───── Task input ─────

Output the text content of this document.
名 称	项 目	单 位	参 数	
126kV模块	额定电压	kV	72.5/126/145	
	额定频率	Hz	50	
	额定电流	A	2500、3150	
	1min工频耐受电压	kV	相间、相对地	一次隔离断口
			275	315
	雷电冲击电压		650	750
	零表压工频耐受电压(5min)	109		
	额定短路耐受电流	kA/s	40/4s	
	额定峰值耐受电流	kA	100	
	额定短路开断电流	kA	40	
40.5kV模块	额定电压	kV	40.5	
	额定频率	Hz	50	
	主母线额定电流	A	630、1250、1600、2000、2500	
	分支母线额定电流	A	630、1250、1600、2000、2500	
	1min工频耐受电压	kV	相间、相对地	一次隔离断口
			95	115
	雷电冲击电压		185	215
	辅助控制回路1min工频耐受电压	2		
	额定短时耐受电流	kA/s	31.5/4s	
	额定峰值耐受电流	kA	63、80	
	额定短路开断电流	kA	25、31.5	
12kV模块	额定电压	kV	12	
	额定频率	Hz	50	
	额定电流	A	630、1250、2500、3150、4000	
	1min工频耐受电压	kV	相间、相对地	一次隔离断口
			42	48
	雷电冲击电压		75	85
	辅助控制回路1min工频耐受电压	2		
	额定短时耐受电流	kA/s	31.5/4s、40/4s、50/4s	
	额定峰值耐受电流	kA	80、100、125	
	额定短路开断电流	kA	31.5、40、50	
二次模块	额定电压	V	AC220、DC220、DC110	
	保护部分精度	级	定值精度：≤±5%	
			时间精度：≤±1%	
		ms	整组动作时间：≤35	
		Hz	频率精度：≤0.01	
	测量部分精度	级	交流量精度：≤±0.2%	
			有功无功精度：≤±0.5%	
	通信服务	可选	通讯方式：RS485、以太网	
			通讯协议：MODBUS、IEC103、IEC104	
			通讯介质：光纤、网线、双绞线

─────

> **To be done**
Of the lines in this listing, how many contain "雷电冲击电压"? Reply with the number and nothing more.

> **Written response**
3